# What needs to be done
Gather the lines below that include the string "расходов", copying each in full.

# Dataset entries
━━━━

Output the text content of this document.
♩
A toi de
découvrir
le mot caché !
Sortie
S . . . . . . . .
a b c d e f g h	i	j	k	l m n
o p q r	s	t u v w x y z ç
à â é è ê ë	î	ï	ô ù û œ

━━━━

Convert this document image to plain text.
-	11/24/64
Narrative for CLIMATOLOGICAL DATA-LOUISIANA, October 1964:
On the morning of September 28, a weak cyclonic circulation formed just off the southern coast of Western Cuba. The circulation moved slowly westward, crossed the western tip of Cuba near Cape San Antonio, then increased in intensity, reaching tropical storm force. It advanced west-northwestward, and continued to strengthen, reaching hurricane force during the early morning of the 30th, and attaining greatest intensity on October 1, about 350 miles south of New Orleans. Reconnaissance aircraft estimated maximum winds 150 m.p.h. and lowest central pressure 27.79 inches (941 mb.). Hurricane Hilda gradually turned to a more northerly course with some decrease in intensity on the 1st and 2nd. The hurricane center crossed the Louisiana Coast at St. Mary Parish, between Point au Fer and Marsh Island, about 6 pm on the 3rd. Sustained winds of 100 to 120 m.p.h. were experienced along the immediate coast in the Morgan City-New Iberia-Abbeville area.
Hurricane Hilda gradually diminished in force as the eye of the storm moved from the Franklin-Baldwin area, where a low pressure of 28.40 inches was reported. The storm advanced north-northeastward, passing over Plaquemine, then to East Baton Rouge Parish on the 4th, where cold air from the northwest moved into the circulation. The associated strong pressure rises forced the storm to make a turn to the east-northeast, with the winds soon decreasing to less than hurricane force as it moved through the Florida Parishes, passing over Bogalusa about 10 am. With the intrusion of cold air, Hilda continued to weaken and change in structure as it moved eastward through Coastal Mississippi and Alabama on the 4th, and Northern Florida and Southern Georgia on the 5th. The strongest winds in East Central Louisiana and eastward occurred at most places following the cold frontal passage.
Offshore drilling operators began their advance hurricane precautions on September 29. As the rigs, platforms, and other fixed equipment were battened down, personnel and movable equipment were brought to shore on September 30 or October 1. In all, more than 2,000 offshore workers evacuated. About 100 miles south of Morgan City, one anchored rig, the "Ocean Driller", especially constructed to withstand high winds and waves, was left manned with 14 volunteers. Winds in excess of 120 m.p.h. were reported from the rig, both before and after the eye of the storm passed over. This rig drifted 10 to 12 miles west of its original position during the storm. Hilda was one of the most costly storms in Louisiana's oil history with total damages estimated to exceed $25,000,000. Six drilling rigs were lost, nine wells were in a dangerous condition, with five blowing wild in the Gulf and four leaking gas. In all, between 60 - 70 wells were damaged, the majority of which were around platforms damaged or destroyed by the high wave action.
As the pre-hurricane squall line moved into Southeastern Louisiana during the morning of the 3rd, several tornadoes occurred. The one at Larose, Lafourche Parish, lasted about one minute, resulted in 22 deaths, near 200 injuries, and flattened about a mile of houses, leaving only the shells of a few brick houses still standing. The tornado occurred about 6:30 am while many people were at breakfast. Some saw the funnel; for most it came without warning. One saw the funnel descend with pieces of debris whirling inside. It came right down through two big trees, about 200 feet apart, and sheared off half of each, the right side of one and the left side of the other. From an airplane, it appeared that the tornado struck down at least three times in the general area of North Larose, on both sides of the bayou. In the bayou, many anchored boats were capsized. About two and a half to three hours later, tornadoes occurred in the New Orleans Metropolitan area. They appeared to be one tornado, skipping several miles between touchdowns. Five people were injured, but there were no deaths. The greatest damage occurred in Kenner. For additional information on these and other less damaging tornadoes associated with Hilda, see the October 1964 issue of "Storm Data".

━━━━

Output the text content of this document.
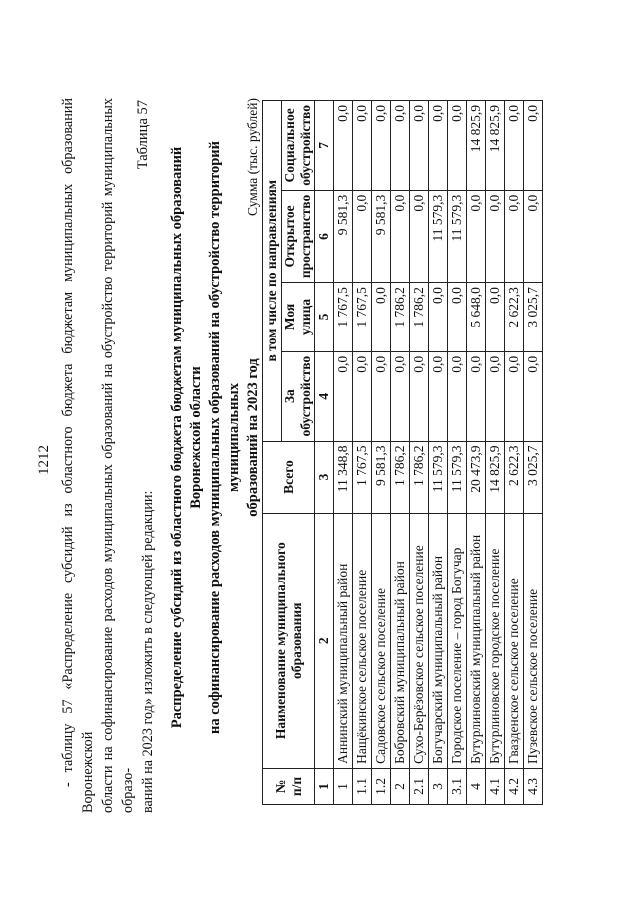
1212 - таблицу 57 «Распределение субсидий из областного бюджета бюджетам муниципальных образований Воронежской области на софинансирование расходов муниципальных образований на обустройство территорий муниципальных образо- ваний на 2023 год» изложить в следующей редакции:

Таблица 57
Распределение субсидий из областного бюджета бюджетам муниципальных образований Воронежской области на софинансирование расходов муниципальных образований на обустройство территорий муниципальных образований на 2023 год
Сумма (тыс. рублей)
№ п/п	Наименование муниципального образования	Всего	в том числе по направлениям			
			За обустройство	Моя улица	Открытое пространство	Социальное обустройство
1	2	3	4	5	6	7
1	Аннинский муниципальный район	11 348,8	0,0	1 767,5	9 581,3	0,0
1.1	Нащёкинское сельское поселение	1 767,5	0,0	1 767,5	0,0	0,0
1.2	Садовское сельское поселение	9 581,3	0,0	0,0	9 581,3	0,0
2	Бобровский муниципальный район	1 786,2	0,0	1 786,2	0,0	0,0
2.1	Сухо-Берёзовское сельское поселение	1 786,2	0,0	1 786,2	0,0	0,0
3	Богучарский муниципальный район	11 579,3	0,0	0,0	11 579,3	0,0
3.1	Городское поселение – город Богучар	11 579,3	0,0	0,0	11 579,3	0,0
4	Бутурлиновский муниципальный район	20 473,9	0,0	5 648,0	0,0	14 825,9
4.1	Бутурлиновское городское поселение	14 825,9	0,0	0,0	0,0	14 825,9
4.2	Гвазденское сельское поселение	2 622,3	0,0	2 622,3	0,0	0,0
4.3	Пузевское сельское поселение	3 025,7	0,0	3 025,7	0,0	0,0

━━━━

# Answer below
1212 - таблицу 57 «Распределение субсидий из областного бюджета бюджетам муниципальных образований Воронежской области на софинансирование расходов муниципальных образований на обустройство территорий муниципальных образо- ваний на 2023 год» изложить в следующей редакции:
Распределение субсидий из областного бюджета бюджетам муниципальных образований Воронежской области на софинансирование расходов муниципальных образований на обустройство территорий муниципальных образований на 2023 год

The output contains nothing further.